#### Data extract:
######

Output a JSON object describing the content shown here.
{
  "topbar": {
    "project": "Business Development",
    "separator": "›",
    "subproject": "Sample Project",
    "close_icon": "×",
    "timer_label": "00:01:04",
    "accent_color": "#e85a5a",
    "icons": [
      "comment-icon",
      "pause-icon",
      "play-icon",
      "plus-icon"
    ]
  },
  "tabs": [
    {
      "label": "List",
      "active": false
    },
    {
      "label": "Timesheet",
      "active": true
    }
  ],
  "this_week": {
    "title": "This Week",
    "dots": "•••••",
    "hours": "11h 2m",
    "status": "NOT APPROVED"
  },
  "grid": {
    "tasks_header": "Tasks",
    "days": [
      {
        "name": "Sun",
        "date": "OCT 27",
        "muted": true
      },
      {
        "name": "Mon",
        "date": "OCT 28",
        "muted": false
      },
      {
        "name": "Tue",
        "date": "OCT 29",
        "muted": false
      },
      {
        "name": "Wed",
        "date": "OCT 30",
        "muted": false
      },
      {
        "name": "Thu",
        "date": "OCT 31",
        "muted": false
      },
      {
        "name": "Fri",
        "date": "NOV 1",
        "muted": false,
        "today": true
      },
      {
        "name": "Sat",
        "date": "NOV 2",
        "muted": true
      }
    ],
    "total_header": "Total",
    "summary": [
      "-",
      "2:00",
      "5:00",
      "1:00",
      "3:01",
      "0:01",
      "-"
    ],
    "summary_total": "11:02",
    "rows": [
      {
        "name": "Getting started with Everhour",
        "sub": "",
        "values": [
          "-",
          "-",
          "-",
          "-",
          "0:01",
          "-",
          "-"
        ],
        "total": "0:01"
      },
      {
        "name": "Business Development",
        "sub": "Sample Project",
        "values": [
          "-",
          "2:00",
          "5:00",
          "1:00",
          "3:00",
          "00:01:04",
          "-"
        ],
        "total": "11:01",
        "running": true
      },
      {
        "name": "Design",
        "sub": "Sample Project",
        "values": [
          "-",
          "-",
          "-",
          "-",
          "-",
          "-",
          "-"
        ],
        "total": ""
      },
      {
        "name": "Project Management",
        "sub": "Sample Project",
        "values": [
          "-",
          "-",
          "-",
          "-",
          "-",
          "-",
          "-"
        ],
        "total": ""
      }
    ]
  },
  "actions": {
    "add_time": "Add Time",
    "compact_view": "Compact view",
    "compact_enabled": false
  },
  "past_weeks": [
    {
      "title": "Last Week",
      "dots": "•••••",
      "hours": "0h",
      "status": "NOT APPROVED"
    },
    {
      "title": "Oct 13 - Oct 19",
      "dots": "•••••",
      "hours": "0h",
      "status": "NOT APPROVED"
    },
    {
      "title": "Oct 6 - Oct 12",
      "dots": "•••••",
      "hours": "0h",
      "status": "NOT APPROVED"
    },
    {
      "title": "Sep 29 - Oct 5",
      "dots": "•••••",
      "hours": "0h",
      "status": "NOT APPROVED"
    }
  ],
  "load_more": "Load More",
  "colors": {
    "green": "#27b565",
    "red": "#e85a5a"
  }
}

######

#### Task:
Copy every line above that holds the word "true".

#### Response to this task:
      "active": true
        "muted": true
        "today": true
        "muted": true
        "running": true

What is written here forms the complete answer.